(Data provided)
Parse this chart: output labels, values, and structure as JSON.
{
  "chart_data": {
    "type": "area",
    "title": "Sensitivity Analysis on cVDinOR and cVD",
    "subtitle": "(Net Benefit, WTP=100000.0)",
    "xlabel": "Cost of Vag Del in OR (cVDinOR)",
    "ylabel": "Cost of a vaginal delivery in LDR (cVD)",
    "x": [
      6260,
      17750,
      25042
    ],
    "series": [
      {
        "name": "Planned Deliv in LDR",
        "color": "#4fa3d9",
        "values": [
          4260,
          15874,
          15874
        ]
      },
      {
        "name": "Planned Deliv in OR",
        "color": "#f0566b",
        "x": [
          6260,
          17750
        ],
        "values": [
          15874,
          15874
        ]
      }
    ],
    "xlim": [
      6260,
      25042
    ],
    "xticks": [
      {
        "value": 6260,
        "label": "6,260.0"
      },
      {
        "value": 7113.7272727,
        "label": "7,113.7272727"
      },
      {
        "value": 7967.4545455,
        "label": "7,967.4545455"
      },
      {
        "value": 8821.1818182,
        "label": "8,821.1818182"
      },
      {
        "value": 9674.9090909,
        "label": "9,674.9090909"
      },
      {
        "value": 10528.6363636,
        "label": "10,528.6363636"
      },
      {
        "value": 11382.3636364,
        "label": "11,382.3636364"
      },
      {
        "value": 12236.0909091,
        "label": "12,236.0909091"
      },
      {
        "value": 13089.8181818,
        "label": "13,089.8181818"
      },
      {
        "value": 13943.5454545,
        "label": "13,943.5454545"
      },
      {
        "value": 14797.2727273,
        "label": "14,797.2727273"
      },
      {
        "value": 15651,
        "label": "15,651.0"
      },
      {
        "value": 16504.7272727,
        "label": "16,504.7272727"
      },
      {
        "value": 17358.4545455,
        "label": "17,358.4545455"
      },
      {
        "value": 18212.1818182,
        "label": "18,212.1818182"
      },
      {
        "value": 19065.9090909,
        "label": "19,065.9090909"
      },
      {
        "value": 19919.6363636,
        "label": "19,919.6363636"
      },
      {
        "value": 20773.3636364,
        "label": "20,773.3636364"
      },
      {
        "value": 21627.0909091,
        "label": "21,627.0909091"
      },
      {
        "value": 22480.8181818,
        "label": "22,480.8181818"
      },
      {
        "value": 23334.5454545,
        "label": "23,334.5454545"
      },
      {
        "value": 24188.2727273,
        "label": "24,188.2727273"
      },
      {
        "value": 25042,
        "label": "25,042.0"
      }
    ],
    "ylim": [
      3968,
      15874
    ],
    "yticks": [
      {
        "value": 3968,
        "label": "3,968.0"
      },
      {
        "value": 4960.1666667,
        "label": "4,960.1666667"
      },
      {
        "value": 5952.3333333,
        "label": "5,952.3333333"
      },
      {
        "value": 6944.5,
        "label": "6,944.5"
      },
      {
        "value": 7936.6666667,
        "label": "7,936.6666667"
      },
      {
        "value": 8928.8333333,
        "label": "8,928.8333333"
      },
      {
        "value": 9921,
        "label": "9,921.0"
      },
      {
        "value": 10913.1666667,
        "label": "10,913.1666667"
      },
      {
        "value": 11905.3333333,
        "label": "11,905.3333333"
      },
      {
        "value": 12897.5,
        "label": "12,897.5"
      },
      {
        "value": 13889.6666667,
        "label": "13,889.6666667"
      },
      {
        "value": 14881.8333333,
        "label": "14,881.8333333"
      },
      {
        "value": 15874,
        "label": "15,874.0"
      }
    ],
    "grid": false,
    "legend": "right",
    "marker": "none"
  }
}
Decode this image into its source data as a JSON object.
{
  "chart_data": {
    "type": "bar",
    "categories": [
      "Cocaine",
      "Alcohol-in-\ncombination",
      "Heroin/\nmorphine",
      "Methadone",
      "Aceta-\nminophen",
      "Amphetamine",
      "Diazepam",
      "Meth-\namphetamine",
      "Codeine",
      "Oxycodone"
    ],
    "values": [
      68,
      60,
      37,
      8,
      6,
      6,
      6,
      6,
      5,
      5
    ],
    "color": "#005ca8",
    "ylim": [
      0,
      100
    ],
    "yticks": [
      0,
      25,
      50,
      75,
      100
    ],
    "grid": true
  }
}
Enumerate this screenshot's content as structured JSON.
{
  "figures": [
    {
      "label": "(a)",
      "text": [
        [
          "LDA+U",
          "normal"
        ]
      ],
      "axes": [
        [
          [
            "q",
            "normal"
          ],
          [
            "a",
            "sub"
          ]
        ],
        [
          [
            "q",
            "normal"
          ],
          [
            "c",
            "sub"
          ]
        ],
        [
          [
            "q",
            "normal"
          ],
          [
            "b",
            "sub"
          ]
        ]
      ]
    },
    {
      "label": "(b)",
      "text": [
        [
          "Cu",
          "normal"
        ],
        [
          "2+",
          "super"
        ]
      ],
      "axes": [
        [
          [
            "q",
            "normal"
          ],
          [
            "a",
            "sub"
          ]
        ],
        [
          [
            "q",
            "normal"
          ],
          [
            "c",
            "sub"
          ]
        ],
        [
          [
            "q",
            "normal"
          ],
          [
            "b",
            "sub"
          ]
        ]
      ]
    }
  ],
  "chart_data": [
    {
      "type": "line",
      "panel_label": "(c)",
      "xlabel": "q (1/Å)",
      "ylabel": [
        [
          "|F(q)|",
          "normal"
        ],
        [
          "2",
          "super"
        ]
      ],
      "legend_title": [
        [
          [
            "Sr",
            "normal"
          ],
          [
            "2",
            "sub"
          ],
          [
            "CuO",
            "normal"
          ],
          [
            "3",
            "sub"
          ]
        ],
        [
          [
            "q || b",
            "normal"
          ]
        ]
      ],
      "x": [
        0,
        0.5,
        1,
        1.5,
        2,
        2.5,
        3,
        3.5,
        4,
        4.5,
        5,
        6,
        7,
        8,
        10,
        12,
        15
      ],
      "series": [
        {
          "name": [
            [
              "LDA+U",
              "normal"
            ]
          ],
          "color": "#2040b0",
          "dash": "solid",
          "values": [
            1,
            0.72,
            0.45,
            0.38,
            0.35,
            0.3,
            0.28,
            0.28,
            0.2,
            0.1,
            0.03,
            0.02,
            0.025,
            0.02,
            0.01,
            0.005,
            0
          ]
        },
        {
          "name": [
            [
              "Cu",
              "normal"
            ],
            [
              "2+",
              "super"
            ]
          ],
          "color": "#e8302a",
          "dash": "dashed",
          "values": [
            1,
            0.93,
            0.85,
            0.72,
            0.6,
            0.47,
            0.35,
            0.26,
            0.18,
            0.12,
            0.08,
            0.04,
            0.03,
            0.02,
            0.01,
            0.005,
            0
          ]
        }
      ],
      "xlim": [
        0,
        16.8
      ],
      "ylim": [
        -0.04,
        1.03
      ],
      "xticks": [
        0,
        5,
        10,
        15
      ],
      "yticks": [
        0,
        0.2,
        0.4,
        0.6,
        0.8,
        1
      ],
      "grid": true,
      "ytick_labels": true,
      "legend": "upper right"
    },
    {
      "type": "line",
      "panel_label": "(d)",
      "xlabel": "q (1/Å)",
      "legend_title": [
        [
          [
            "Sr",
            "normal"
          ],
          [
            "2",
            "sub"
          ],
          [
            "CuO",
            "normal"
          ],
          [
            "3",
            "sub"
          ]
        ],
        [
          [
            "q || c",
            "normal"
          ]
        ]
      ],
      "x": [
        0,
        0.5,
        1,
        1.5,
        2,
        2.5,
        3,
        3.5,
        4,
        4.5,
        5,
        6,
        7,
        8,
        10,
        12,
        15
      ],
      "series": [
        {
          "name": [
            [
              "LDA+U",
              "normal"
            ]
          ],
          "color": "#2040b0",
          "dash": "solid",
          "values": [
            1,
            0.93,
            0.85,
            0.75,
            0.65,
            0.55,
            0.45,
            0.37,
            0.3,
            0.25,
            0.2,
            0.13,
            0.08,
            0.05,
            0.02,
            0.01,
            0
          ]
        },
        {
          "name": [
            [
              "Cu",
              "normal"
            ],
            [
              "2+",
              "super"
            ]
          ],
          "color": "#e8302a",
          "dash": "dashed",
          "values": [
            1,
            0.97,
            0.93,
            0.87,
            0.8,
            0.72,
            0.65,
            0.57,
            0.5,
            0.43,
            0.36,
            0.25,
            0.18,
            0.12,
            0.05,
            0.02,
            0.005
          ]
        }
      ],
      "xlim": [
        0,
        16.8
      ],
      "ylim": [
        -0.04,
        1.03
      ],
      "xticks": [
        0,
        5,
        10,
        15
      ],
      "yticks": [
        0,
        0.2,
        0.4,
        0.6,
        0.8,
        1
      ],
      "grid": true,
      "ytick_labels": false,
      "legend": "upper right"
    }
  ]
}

(Task statement) Note each line of the entries that has "true" in it, and copy those lines.

(Answer)
    "grid": true
      "grid": true,
      "ytick_labels": true,
      "grid": true,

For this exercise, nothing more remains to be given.